◆ **PROBLEM TO WORK ON**: Write out the whole of the material exactly.

◆ **INPUT ROWS**:
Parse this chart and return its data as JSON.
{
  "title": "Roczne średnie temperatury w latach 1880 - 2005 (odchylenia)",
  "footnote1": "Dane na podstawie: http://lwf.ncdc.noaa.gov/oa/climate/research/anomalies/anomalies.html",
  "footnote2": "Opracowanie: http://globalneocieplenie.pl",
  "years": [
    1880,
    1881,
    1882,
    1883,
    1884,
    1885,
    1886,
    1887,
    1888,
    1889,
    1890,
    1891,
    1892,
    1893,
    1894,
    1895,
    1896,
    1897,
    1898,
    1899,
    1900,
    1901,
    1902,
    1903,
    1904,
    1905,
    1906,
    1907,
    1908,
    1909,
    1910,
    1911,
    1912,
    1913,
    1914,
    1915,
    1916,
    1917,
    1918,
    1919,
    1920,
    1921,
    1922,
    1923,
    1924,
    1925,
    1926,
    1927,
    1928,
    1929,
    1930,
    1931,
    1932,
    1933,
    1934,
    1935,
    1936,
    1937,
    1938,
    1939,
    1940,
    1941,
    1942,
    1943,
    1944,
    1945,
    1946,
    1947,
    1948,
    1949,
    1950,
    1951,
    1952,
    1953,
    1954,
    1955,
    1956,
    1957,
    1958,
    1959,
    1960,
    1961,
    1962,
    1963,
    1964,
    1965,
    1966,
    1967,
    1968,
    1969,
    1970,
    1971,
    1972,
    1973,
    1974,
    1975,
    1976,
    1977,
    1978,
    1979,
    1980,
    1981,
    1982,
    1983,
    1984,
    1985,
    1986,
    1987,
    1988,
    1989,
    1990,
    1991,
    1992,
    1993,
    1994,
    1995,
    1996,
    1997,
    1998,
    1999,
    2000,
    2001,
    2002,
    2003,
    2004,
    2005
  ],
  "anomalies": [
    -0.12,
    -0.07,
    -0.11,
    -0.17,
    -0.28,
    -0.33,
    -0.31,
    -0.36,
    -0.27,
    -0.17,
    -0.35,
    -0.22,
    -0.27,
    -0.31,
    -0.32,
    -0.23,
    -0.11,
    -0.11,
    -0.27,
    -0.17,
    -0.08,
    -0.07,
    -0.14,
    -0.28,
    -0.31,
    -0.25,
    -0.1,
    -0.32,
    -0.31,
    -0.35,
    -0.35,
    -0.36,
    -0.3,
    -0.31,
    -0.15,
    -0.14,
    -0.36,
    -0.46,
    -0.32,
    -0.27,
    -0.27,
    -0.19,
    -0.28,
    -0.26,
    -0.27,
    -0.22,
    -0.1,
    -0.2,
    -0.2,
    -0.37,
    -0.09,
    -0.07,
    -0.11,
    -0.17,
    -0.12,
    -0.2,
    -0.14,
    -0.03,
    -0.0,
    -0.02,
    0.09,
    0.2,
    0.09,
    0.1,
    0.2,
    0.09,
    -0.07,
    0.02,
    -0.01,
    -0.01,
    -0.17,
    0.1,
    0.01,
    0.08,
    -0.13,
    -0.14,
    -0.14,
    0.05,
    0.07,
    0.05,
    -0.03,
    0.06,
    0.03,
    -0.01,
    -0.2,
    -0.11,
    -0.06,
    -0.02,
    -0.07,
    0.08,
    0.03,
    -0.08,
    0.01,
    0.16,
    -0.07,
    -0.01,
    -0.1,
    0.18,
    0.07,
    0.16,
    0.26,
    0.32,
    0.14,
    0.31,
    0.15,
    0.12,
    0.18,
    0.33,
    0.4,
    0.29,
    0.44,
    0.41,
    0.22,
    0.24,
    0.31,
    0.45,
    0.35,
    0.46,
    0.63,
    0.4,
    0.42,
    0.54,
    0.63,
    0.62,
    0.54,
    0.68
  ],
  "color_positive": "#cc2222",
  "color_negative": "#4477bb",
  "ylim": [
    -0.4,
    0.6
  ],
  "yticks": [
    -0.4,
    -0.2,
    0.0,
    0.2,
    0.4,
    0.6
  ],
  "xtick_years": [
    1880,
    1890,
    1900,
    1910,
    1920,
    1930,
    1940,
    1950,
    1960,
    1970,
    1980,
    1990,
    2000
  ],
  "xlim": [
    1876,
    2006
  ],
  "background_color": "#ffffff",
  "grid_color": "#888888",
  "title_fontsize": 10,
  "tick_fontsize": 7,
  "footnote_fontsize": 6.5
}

◆ **RESPONSE TO THE TASK**:
Parse this chart and return its data as JSON.
{
  "title": "Roczne średnie temperatury w latach 1880 - 2005 (odchylenia)",
  "footnote1": "Dane na podstawie: http://lwf.ncdc.noaa.gov/oa/climate/research/anomalies/anomalies.html",
  "footnote2": "Opracowanie: http://globalneocieplenie.pl",
  "years": [
    1880,
    1881,
    1882,
    1883,
    1884,
    1885,
    1886,
    1887,
    1888,
    1889,
    1890,
    1891,
    1892,
    1893,
    1894,
    1895,
    1896,
    1897,
    1898,
    1899,
    1900,
    1901,
    1902,
    1903,
    1904,
    1905,
    1906,
    1907,
    1908,
    1909,
    1910,
    1911,
    1912,
    1913,
    1914,
    1915,
    1916,
    1917,
    1918,
    1919,
    1920,
    1921,
    1922,
    1923,
    1924,
    1925,
    1926,
    1927,
    1928,
    1929,
    1930,
    1931,
    1932,
    1933,
    1934,
    1935,
    1936,
    1937,
    1938,
    1939,
    1940,
    1941,
    1942,
    1943,
    1944,
    1945,
    1946,
    1947,
    1948,
    1949,
    1950,
    1951,
    1952,
    1953,
    1954,
    1955,
    1956,
    1957,
    1958,
    1959,
    1960,
    1961,
    1962,
    1963,
    1964,
    1965,
    1966,
    1967,
    1968,
    1969,
    1970,
    1971,
    1972,
    1973,
    1974,
    1975,
    1976,
    1977,
    1978,
    1979,
    1980,
    1981,
    1982,
    1983,
    1984,
    1985,
    1986,
    1987,
    1988,
    1989,
    1990,
    1991,
    1992,
    1993,
    1994,
    1995,
    1996,
    1997,
    1998,
    1999,
    2000,
    2001,
    2002,
    2003,
    2004,
    2005
  ],
  "anomalies": [
    -0.12,
    -0.07,
    -0.11,
    -0.17,
    -0.28,
    -0.33,
    -0.31,
    -0.36,
    -0.27,
    -0.17,
    -0.35,
    -0.22,
    -0.27,
    -0.31,
    -0.32,
    -0.23,
    -0.11,
    -0.11,
    -0.27,
    -0.17,
    -0.08,
    -0.07,
    -0.14,
    -0.28,
    -0.31,
    -0.25,
    -0.1,
    -0.32,
    -0.31,
    -0.35,
    -0.35,
    -0.36,
    -0.3,
    -0.31,
    -0.15,
    -0.14,
    -0.36,
    -0.46,
    -0.32,
    -0.27,
    -0.27,
    -0.19,
    -0.28,
    -0.26,
    -0.27,
    -0.22,
    -0.1,
    -0.2,
    -0.2,
    -0.37,
    -0.09,
    -0.07,
    -0.11,
    -0.17,
    -0.12,
    -0.2,
    -0.14,
    -0.03,
    -0.0,
    -0.02,
    0.09,
    0.2,
    0.09,
    0.1,
    0.2,
    0.09,
    -0.07,
    0.02,
    -0.01,
    -0.01,
    -0.17,
    0.1,
    0.01,
    0.08,
    -0.13,
    -0.14,
    -0.14,
    0.05,
    0.07,
    0.05,
    -0.03,
    0.06,
    0.03,
    -0.01,
    -0.2,
    -0.11,
    -0.06,
    -0.02,
    -0.07,
    0.08,
    0.03,
    -0.08,
    0.01,
    0.16,
    -0.07,
    -0.01,
    -0.1,
    0.18,
    0.07,
    0.16,
    0.26,
    0.32,
    0.14,
    0.31,
    0.15,
    0.12,
    0.18,
    0.33,
    0.4,
    0.29,
    0.44,
    0.41,
    0.22,
    0.24,
    0.31,
    0.45,
    0.35,
    0.46,
    0.63,
    0.4,
    0.42,
    0.54,
    0.63,
    0.62,
    0.54,
    0.68
  ],
  "color_positive": "#cc2222",
  "color_negative": "#4477bb",
  "ylim": [
    -0.4,
    0.6
  ],
  "yticks": [
    -0.4,
    -0.2,
    0.0,
    0.2,
    0.4,
    0.6
  ],
  "xtick_years": [
    1880,
    1890,
    1900,
    1910,
    1920,
    1930,
    1940,
    1950,
    1960,
    1970,
    1980,
    1990,
    2000
  ],
  "xlim": [
    1876,
    2006
  ],
  "background_color": "#ffffff",
  "grid_color": "#888888",
  "title_fontsize": 10,
  "tick_fontsize": 7,
  "footnote_fontsize": 6.5
}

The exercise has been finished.